**Exercise prompt**
Copy the listing below word for word, leaving out the pictures.

**Source data**
──────────

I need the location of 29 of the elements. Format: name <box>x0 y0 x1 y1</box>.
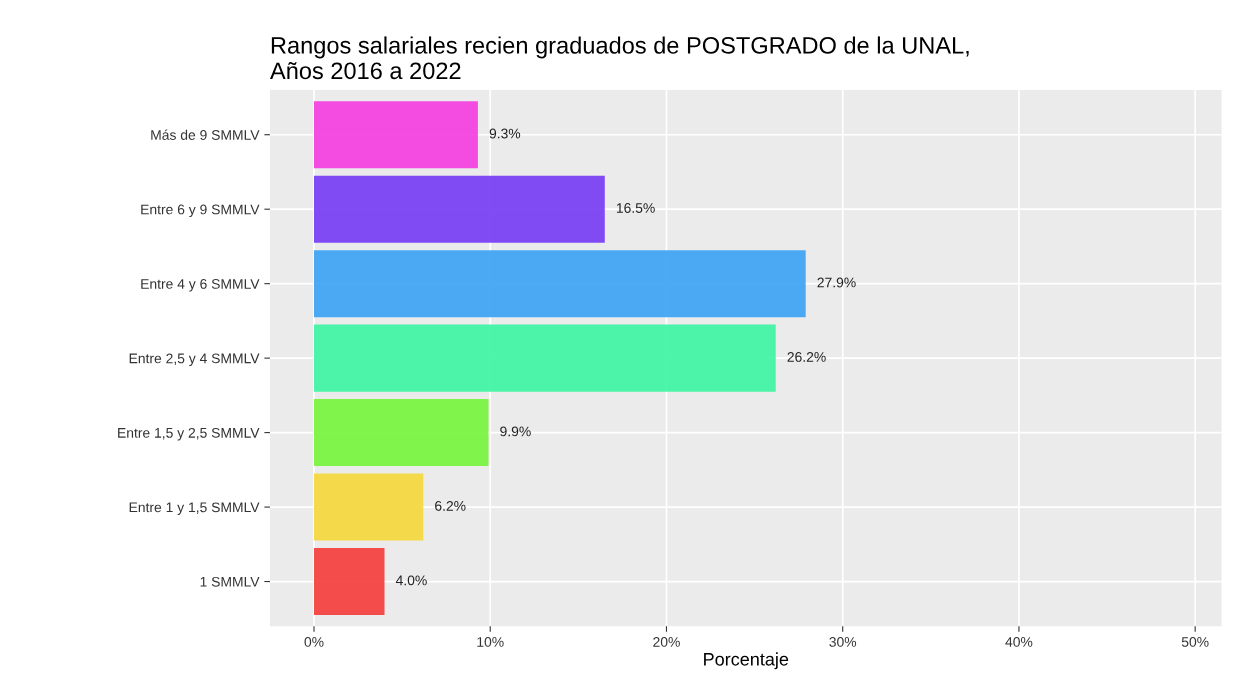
bar <box>314 548 385 616</box>
data-label: 16.5% <box>616 203 655 213</box>
bar <box>314 399 489 467</box>
chart-title: Rangos salariales recien graduados de POSTGRADO de la UNAL, Años 2016 a 2022 <box>270 36 969 80</box>
y-tick-label: Más de 9 SMMLV <box>151 129 260 140</box>
bar <box>314 101 478 169</box>
y-tick-label: Entre 6 y 9 SMMLV <box>141 204 260 218</box>
y-tick-label: Entre 1 y 1,5 SMMLV <box>129 502 260 515</box>
x-tick-label: 50% <box>1181 637 1209 647</box>
y-tick-label: Entre 2,5 y 4 SMMLV <box>129 353 260 367</box>
bar <box>314 250 806 318</box>
bar <box>314 324 776 392</box>
data-label: 9.3% <box>489 128 521 139</box>
x-tick-label: 40% <box>1005 637 1033 647</box>
x-tick-label: 10% <box>477 637 504 647</box>
data-label: 27.9% <box>817 277 856 288</box>
data-label: 4.0% <box>395 575 427 586</box>
data-label: 6.2% <box>435 500 466 511</box>
y-tick-label: Entre 4 y 6 SMMLV <box>141 279 260 292</box>
x-tick-label: 20% <box>653 637 680 647</box>
data-label: 26.2% <box>787 352 826 362</box>
x-axis-title: Porcentaje <box>704 652 789 670</box>
bar <box>314 473 424 541</box>
y-tick-label: 1 SMMLV <box>200 576 260 587</box>
x-tick-label: 30% <box>829 637 857 647</box>
data-label: 9.9% <box>500 426 531 437</box>
bar <box>314 175 605 243</box>
y-tick-label: Entre 1,5 y 2,5 SMMLV <box>118 427 260 441</box>
x-tick-label: 0% <box>304 637 324 647</box>
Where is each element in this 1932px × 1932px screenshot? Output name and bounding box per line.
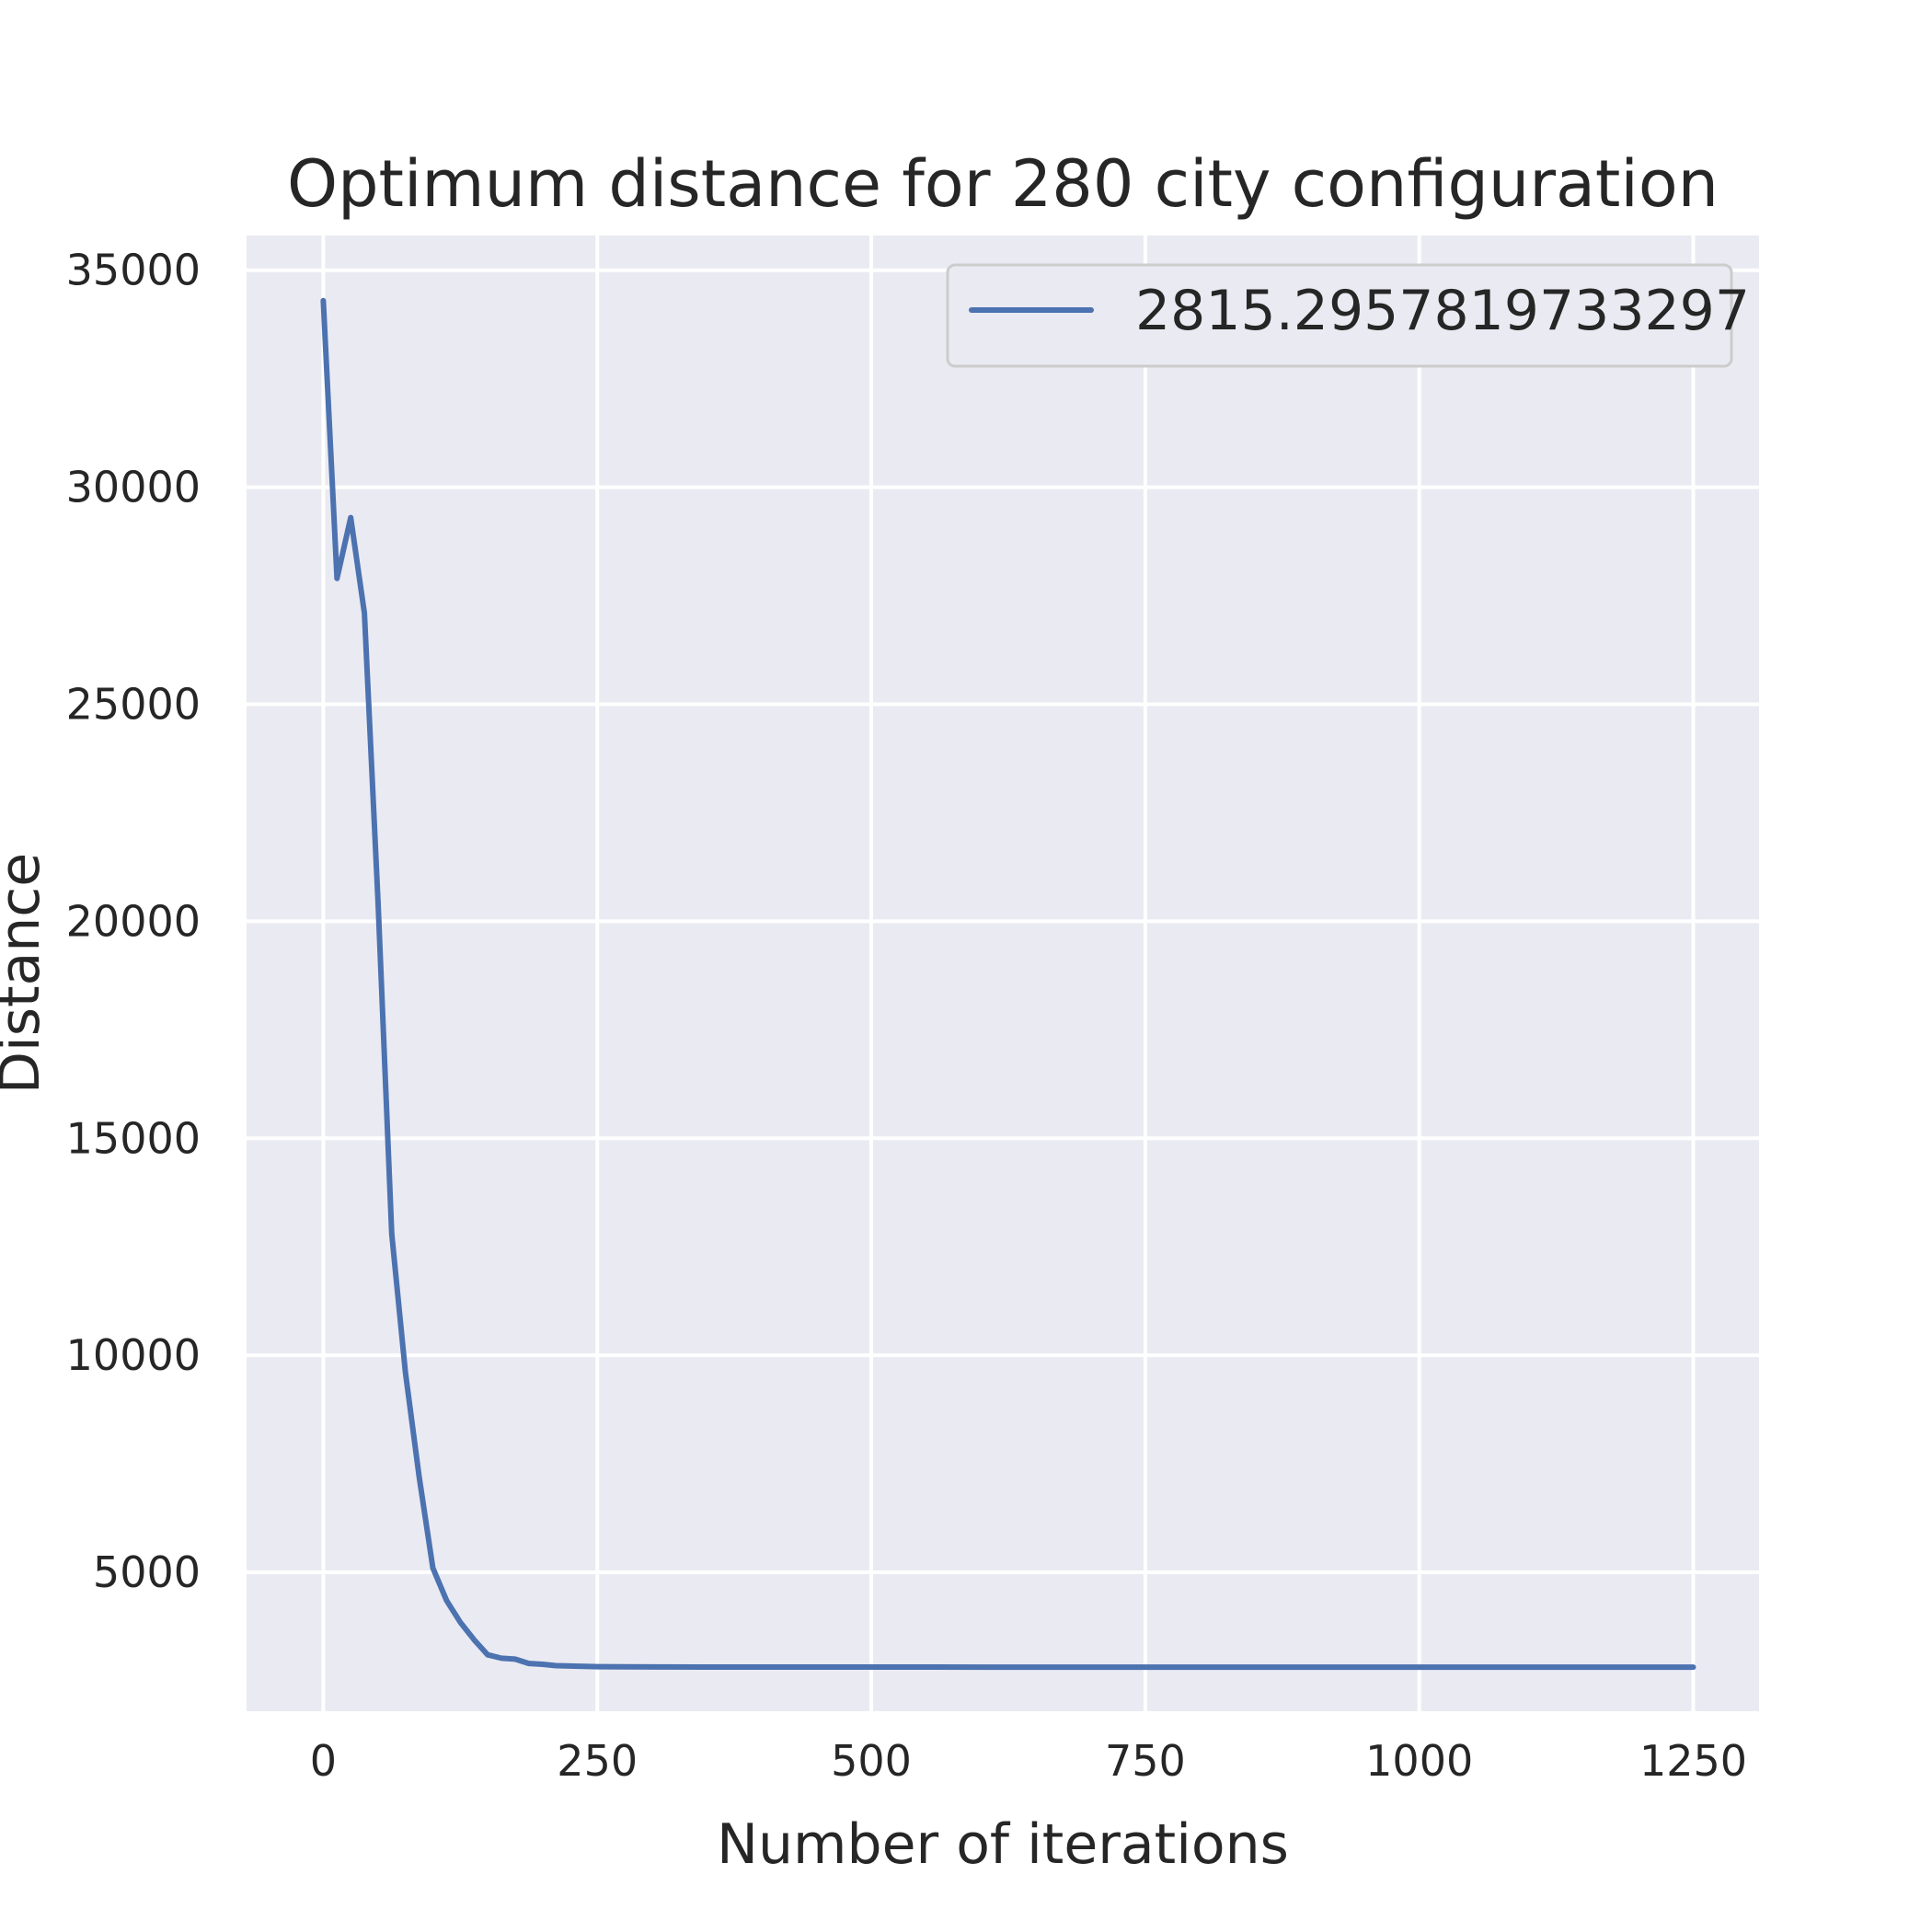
legend-box	[946, 263, 1733, 368]
x-axis-label: Number of iterations	[717, 1812, 1289, 1877]
plot-background	[247, 236, 1759, 1711]
legend-entry-label: 2815.2957819733297	[1135, 279, 1750, 343]
x-tick-label: 1250	[1639, 1736, 1747, 1786]
y-tick-label: 25000	[66, 680, 201, 730]
y-tick-label: 20000	[66, 896, 201, 946]
x-tick-labels: 0 250 500 750 1000 1250	[310, 1736, 1747, 1786]
y-tick-labels: 5000 10000 15000 20000 25000 30000 35000	[66, 246, 201, 1597]
series-line	[320, 297, 1696, 1671]
y-tick-label: 5000	[93, 1547, 201, 1597]
x-tick-label: 500	[831, 1736, 912, 1786]
y-tick-label: 30000	[66, 463, 201, 512]
x-tick-label: 750	[1105, 1736, 1186, 1786]
x-tick-label: 0	[310, 1736, 337, 1786]
y-tick-label: 15000	[66, 1113, 201, 1163]
x-tick-label: 250	[557, 1736, 638, 1786]
series-layer	[320, 297, 1696, 1671]
y-tick-label: 35000	[66, 246, 201, 295]
y-axis-label: Distance	[0, 853, 52, 1094]
y-tick-label: 10000	[66, 1330, 201, 1380]
x-tick-label: 1000	[1365, 1736, 1473, 1786]
legend: 2815.2957819733297	[946, 263, 1750, 368]
chart-title: Optimum distance for 280 city configurat…	[287, 146, 1719, 222]
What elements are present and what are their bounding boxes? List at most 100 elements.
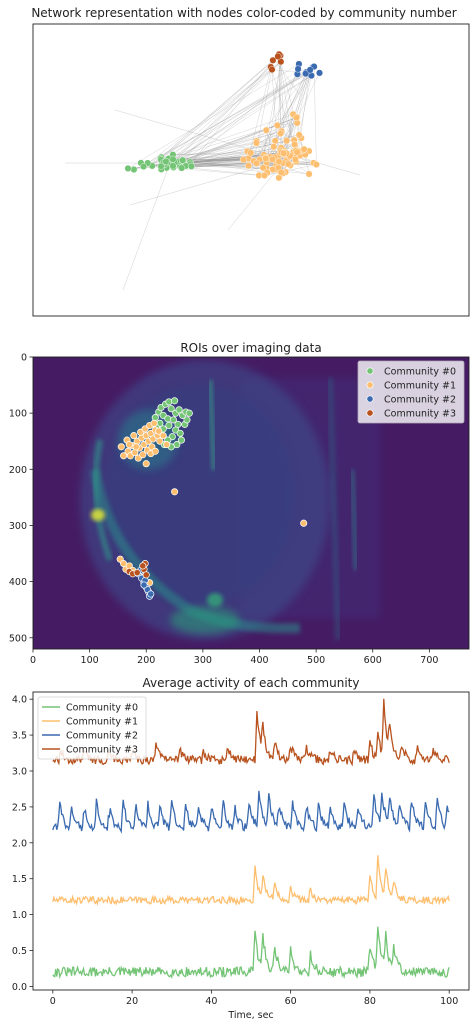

──────────

**The output**
I need the location of 29 of the elements. Format: name <box>x0 y0 x1 y1</box>.
bar <box>314 548 385 616</box>
data-label: 16.5% <box>616 203 655 213</box>
bar <box>314 399 489 467</box>
chart-title: Rangos salariales recien graduados de POSTGRADO de la UNAL, Años 2016 a 2022 <box>270 36 969 80</box>
y-tick-label: Más de 9 SMMLV <box>151 129 260 140</box>
bar <box>314 101 478 169</box>
y-tick-label: Entre 6 y 9 SMMLV <box>141 204 260 218</box>
y-tick-label: Entre 1 y 1,5 SMMLV <box>129 502 260 515</box>
x-tick-label: 50% <box>1181 637 1209 647</box>
y-tick-label: Entre 2,5 y 4 SMMLV <box>129 353 260 367</box>
bar <box>314 250 806 318</box>
bar <box>314 324 776 392</box>
data-label: 9.3% <box>489 128 521 139</box>
x-tick-label: 40% <box>1005 637 1033 647</box>
x-tick-label: 10% <box>477 637 504 647</box>
data-label: 27.9% <box>817 277 856 288</box>
data-label: 4.0% <box>395 575 427 586</box>
data-label: 6.2% <box>435 500 466 511</box>
y-tick-label: Entre 4 y 6 SMMLV <box>141 279 260 292</box>
x-tick-label: 20% <box>653 637 680 647</box>
data-label: 26.2% <box>787 352 826 362</box>
x-axis-title: Porcentaje <box>704 652 789 670</box>
bar <box>314 473 424 541</box>
y-tick-label: 1 SMMLV <box>200 576 260 587</box>
x-tick-label: 30% <box>829 637 857 647</box>
data-label: 9.9% <box>500 426 531 437</box>
bar <box>314 175 605 243</box>
y-tick-label: Entre 1,5 y 2,5 SMMLV <box>118 427 260 441</box>
x-tick-label: 0% <box>304 637 324 647</box>
Where is each element in this 1932px × 1932px screenshot? Output name and bounding box per line.
legend-box	[946, 263, 1733, 368]
x-axis-label: Number of iterations	[717, 1812, 1289, 1877]
plot-background	[247, 236, 1759, 1711]
legend-entry-label: 2815.2957819733297	[1135, 279, 1750, 343]
x-tick-label: 1250	[1639, 1736, 1747, 1786]
y-tick-label: 25000	[66, 680, 201, 730]
y-tick-label: 20000	[66, 896, 201, 946]
x-tick-labels: 0 250 500 750 1000 1250	[310, 1736, 1747, 1786]
y-tick-labels: 5000 10000 15000 20000 25000 30000 35000	[66, 246, 201, 1597]
series-line	[320, 297, 1696, 1671]
y-tick-label: 5000	[93, 1547, 201, 1597]
x-tick-label: 500	[831, 1736, 912, 1786]
y-tick-label: 30000	[66, 463, 201, 512]
x-tick-label: 750	[1105, 1736, 1186, 1786]
x-tick-label: 0	[310, 1736, 337, 1786]
y-tick-label: 15000	[66, 1113, 201, 1163]
x-tick-label: 250	[557, 1736, 638, 1786]
series-layer	[320, 297, 1696, 1671]
y-tick-label: 35000	[66, 246, 201, 295]
y-axis-label: Distance	[0, 853, 52, 1094]
y-tick-label: 10000	[66, 1330, 201, 1380]
x-tick-label: 1000	[1365, 1736, 1473, 1786]
legend: 2815.2957819733297	[946, 263, 1750, 368]
chart-title: Optimum distance for 280 city configurat…	[287, 146, 1719, 222]
What elements are present and what are their bounding boxes? List at most 100 elements.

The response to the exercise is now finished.